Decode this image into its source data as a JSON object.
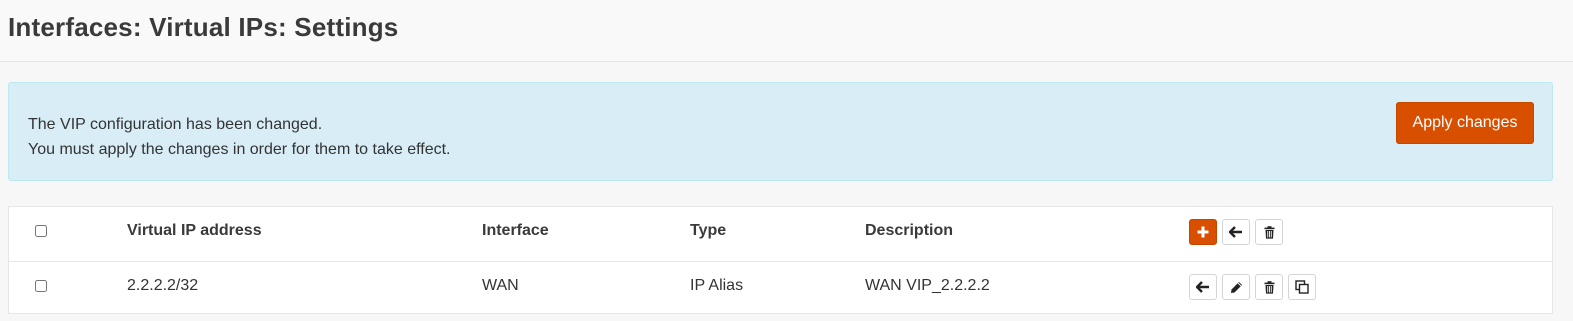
{
  "header": {
    "title": "Interfaces: Virtual IPs: Settings"
  },
  "alert": {
    "line1": "The VIP configuration has been changed.",
    "line2": "You must apply the changes in order for them to take effect.",
    "apply_label": "Apply changes"
  },
  "table": {
    "columns": {
      "virtual_ip": "Virtual IP address",
      "interface": "Interface",
      "type": "Type",
      "description": "Description"
    },
    "header_actions": [
      "plus-icon",
      "arrow-left-icon",
      "trash-icon"
    ],
    "rows": [
      {
        "virtual_ip": "2.2.2.2/32",
        "interface": "WAN",
        "type": "IP Alias",
        "description": "WAN VIP_2.2.2.2",
        "actions": [
          "arrow-left-icon",
          "pencil-icon",
          "trash-icon",
          "copy-icon"
        ]
      }
    ]
  },
  "colors": {
    "accent": "#d94f00",
    "alert_bg": "#d9edf7",
    "alert_border": "#bce8f1"
  }
}
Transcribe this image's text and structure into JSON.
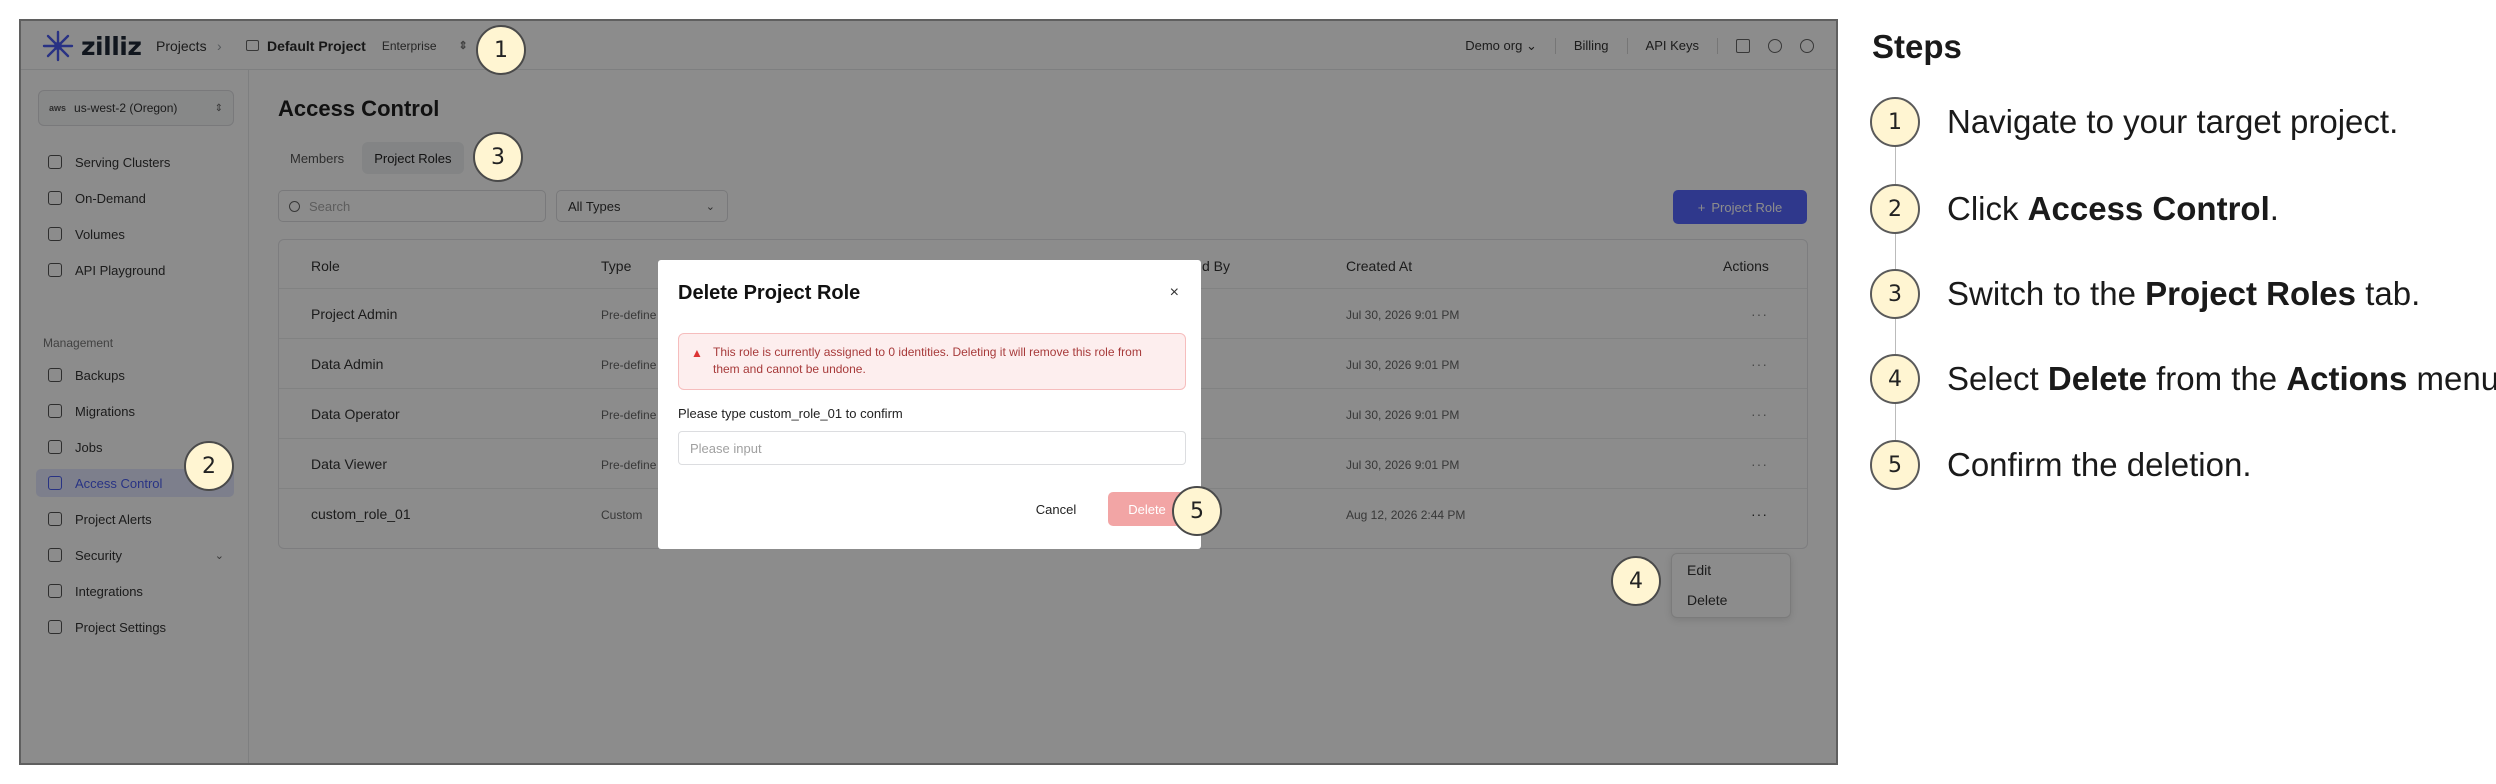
{
  "topbar": {
    "brand": "zilliz",
    "projects": "Projects",
    "sep": "›",
    "project_name": "Default Project",
    "plan": "Enterprise",
    "org": "Demo org",
    "billing": "Billing",
    "api_keys": "API Keys"
  },
  "sidebar": {
    "region": "us-west-2 (Oregon)",
    "region_provider": "aws",
    "items": [
      {
        "label": "Serving Clusters"
      },
      {
        "label": "On-Demand"
      },
      {
        "label": "Volumes"
      },
      {
        "label": "API Playground"
      }
    ],
    "management_label": "Management",
    "management_items": [
      {
        "label": "Backups"
      },
      {
        "label": "Migrations"
      },
      {
        "label": "Jobs"
      },
      {
        "label": "Access Control"
      },
      {
        "label": "Project Alerts"
      },
      {
        "label": "Security"
      },
      {
        "label": "Integrations"
      },
      {
        "label": "Project Settings"
      }
    ]
  },
  "main": {
    "title": "Access Control",
    "tabs": [
      "Members",
      "Project Roles"
    ],
    "search_placeholder": "Search",
    "type_filter": "All Types",
    "add_button": "Project Role",
    "columns": {
      "role": "Role",
      "type": "Type",
      "created_by": "d By",
      "created_at": "Created At",
      "actions": "Actions"
    },
    "rows": [
      {
        "role": "Project Admin",
        "type": "Pre-define",
        "created_at": "Jul 30, 2026 9:01 PM",
        "actions": "···"
      },
      {
        "role": "Data Admin",
        "type": "Pre-define",
        "created_at": "Jul 30, 2026 9:01 PM",
        "actions": "···"
      },
      {
        "role": "Data Operator",
        "type": "Pre-define",
        "created_at": "Jul 30, 2026 9:01 PM",
        "actions": "···"
      },
      {
        "role": "Data Viewer",
        "type": "Pre-define",
        "created_at": "Jul 30, 2026 9:01 PM",
        "actions": "···"
      },
      {
        "role": "custom_role_01",
        "type": "Custom",
        "created_at": "Aug 12, 2026 2:44 PM",
        "actions": "···"
      }
    ],
    "menu": {
      "edit": "Edit",
      "delete": "Delete"
    }
  },
  "modal": {
    "title": "Delete Project Role",
    "close": "×",
    "alert": "This role is currently assigned to 0 identities. Deleting it will remove this role from them and cannot be undone.",
    "confirm_label": "Please type custom_role_01 to confirm",
    "input_placeholder": "Please input",
    "cancel": "Cancel",
    "delete": "Delete"
  },
  "markers": [
    "1",
    "2",
    "3",
    "4",
    "5"
  ],
  "steps_panel": {
    "title": "Steps",
    "steps": [
      {
        "num": "1",
        "pre": "Navigate to your target project.",
        "b1": "",
        "mid": "",
        "b2": "",
        "post": ""
      },
      {
        "num": "2",
        "pre": "Click ",
        "b1": "Access Control",
        "mid": ".",
        "b2": "",
        "post": ""
      },
      {
        "num": "3",
        "pre": "Switch to the ",
        "b1": "Project Roles",
        "mid": " tab.",
        "b2": "",
        "post": ""
      },
      {
        "num": "4",
        "pre": "Select ",
        "b1": "Delete",
        "mid": " from the ",
        "b2": "Actions",
        "post": " menu."
      },
      {
        "num": "5",
        "pre": "Confirm the deletion.",
        "b1": "",
        "mid": "",
        "b2": "",
        "post": ""
      }
    ]
  },
  "colors": {
    "accent": "#5767ff",
    "active_bg": "#e4e8ff",
    "danger_bg": "#fdeeee",
    "delete_btn": "#f2a5a5",
    "marker_fill": "#fff5d2"
  }
}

### TASK REQUIREMENTS
Search the records for the string "JSON" and return every line in which it occurs.

### EXPECTED ANSWER
Decode this image into its source data as a JSON object.
Transcribe this image's text and structure into JSON.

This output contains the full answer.